* **INSTRUCTIONS FOR THE TASK**
Copy each line below in which the string "this" occurs.

START DATA SECTION

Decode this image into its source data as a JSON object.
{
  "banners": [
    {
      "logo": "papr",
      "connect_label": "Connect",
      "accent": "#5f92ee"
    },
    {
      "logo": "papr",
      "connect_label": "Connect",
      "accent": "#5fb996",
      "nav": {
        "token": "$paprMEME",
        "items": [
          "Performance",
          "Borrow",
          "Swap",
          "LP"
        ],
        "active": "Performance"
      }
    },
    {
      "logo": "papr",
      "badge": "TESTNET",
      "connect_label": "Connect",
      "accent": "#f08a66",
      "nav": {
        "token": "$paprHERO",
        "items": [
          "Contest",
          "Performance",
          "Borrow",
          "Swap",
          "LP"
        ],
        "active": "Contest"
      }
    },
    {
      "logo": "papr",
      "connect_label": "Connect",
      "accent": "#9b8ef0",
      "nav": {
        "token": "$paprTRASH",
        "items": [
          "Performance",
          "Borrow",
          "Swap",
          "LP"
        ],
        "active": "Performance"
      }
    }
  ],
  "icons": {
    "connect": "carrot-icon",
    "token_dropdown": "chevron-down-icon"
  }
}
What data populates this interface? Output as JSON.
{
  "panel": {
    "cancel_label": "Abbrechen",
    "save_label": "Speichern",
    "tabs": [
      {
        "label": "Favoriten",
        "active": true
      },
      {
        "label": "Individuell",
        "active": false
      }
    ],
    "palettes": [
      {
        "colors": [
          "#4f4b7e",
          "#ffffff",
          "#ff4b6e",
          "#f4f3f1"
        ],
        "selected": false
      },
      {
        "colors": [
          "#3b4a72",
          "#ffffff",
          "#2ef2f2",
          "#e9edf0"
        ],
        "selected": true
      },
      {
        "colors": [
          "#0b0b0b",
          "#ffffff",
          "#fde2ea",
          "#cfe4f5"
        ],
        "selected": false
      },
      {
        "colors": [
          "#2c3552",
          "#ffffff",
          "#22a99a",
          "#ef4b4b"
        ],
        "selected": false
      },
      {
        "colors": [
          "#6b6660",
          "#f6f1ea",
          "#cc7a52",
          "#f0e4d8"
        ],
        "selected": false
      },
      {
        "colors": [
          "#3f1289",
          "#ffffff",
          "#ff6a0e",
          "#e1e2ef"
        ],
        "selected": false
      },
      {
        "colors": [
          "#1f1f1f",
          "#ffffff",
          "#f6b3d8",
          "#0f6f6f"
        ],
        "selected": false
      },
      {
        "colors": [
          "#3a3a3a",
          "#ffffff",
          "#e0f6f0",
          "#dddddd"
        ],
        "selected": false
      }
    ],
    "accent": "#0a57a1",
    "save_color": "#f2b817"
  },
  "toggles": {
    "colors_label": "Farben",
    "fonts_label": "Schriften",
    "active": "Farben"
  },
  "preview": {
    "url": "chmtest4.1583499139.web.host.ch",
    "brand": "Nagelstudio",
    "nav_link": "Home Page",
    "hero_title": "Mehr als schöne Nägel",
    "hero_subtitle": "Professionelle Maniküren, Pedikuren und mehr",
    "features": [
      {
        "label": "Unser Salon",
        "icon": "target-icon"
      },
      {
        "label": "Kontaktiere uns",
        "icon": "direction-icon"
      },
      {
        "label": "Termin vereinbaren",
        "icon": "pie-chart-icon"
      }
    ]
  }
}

END DATA SECTION

* **RESPONSE TO THE TASK**
Decode this image into its source data as a JSON object.
What data populates this interface? Output as JSON.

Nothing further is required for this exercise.